### Instructions for the task
Extract the complete listing and repeat it word for word.

### Provided records
┄┄┄┄┄┄┄┄┄┄┄┄┄┄┄┄┄┄┄┄
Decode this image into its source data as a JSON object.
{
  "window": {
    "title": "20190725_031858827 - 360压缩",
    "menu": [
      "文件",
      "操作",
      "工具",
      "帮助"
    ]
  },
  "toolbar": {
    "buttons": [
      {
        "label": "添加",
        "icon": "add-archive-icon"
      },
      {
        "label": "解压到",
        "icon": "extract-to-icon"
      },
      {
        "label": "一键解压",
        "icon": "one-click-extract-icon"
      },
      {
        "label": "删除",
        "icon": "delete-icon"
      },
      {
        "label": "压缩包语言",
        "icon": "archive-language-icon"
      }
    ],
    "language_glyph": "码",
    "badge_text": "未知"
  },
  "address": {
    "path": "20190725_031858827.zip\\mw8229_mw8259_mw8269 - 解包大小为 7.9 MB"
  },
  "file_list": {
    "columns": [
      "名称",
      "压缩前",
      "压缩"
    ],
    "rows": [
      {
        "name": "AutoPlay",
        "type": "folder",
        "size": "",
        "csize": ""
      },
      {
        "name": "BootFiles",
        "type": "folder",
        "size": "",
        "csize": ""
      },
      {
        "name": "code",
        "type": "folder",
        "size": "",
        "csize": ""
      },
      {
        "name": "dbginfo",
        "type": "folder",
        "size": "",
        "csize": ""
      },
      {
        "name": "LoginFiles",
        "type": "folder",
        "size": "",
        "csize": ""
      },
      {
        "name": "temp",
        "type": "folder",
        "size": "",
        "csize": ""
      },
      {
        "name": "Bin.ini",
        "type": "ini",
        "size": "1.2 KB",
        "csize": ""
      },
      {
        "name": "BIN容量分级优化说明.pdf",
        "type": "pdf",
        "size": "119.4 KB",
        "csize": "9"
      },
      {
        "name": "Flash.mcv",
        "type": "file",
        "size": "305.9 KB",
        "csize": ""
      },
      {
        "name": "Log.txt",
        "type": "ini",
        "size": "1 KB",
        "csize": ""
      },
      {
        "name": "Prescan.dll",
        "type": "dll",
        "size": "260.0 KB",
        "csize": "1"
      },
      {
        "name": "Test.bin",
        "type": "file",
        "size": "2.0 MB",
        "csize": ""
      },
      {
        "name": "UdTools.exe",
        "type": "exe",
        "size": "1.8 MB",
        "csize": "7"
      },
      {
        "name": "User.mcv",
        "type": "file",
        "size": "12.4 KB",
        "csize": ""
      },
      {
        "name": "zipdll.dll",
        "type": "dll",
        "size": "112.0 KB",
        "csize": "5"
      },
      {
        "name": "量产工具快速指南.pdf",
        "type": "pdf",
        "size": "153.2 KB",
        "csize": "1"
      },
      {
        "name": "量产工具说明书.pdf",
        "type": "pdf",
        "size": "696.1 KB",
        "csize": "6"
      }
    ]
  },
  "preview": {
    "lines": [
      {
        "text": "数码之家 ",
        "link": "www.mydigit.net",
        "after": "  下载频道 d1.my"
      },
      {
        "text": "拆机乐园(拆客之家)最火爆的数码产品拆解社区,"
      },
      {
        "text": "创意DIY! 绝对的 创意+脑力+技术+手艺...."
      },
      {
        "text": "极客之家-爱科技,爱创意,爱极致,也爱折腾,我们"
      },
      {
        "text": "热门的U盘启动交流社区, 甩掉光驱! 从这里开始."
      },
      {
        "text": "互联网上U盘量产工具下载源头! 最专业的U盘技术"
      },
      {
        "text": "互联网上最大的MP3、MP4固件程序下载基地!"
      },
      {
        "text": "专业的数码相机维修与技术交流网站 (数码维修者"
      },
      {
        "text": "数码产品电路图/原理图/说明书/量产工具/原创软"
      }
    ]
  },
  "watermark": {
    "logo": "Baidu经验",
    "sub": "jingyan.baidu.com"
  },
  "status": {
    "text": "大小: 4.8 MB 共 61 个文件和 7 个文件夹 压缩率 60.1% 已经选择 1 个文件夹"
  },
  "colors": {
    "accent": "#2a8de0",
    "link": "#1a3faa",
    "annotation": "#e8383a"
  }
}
┄┄┄┄┄┄┄┄┄┄┄┄┄┄┄┄┄┄┄┄
### Expected answer
Decode this image into its source data as a JSON object.
{
  "window": {
    "title": "20190725_031858827 - 360压缩",
    "menu": [
      "文件",
      "操作",
      "工具",
      "帮助"
    ]
  },
  "toolbar": {
    "buttons": [
      {
        "label": "添加",
        "icon": "add-archive-icon"
      },
      {
        "label": "解压到",
        "icon": "extract-to-icon"
      },
      {
        "label": "一键解压",
        "icon": "one-click-extract-icon"
      },
      {
        "label": "删除",
        "icon": "delete-icon"
      },
      {
        "label": "压缩包语言",
        "icon": "archive-language-icon"
      }
    ],
    "language_glyph": "码",
    "badge_text": "未知"
  },
  "address": {
    "path": "20190725_031858827.zip\\mw8229_mw8259_mw8269 - 解包大小为 7.9 MB"
  },
  "file_list": {
    "columns": [
      "名称",
      "压缩前",
      "压缩"
    ],
    "rows": [
      {
        "name": "AutoPlay",
        "type": "folder",
        "size": "",
        "csize": ""
      },
      {
        "name": "BootFiles",
        "type": "folder",
        "size": "",
        "csize": ""
      },
      {
        "name": "code",
        "type": "folder",
        "size": "",
        "csize": ""
      },
      {
        "name": "dbginfo",
        "type": "folder",
        "size": "",
        "csize": ""
      },
      {
        "name": "LoginFiles",
        "type": "folder",
        "size": "",
        "csize": ""
      },
      {
        "name": "temp",
        "type": "folder",
        "size": "",
        "csize": ""
      },
      {
        "name": "Bin.ini",
        "type": "ini",
        "size": "1.2 KB",
        "csize": ""
      },
      {
        "name": "BIN容量分级优化说明.pdf",
        "type": "pdf",
        "size": "119.4 KB",
        "csize": "9"
      },
      {
        "name": "Flash.mcv",
        "type": "file",
        "size": "305.9 KB",
        "csize": ""
      },
      {
        "name": "Log.txt",
        "type": "ini",
        "size": "1 KB",
        "csize": ""
      },
      {
        "name": "Prescan.dll",
        "type": "dll",
        "size": "260.0 KB",
        "csize": "1"
      },
      {
        "name": "Test.bin",
        "type": "file",
        "size": "2.0 MB",
        "csize": ""
      },
      {
        "name": "UdTools.exe",
        "type": "exe",
        "size": "1.8 MB",
        "csize": "7"
      },
      {
        "name": "User.mcv",
        "type": "file",
        "size": "12.4 KB",
        "csize": ""
      },
      {
        "name": "zipdll.dll",
        "type": "dll",
        "size": "112.0 KB",
        "csize": "5"
      },
      {
        "name": "量产工具快速指南.pdf",
        "type": "pdf",
        "size": "153.2 KB",
        "csize": "1"
      },
      {
        "name": "量产工具说明书.pdf",
        "type": "pdf",
        "size": "696.1 KB",
        "csize": "6"
      }
    ]
  },
  "preview": {
    "lines": [
      {
        "text": "数码之家 ",
        "link": "www.mydigit.net",
        "after": "  下载频道 d1.my"
      },
      {
        "text": "拆机乐园(拆客之家)最火爆的数码产品拆解社区,"
      },
      {
        "text": "创意DIY! 绝对的 创意+脑力+技术+手艺...."
      },
      {
        "text": "极客之家-爱科技,爱创意,爱极致,也爱折腾,我们"
      },
      {
        "text": "热门的U盘启动交流社区, 甩掉光驱! 从这里开始."
      },
      {
        "text": "互联网上U盘量产工具下载源头! 最专业的U盘技术"
      },
      {
        "text": "互联网上最大的MP3、MP4固件程序下载基地!"
      },
      {
        "text": "专业的数码相机维修与技术交流网站 (数码维修者"
      },
      {
        "text": "数码产品电路图/原理图/说明书/量产工具/原创软"
      }
    ]
  },
  "watermark": {
    "logo": "Baidu经验",
    "sub": "jingyan.baidu.com"
  },
  "status": {
    "text": "大小: 4.8 MB 共 61 个文件和 7 个文件夹 压缩率 60.1% 已经选择 1 个文件夹"
  },
  "colors": {
    "accent": "#2a8de0",
    "link": "#1a3faa",
    "annotation": "#e8383a"
  }
}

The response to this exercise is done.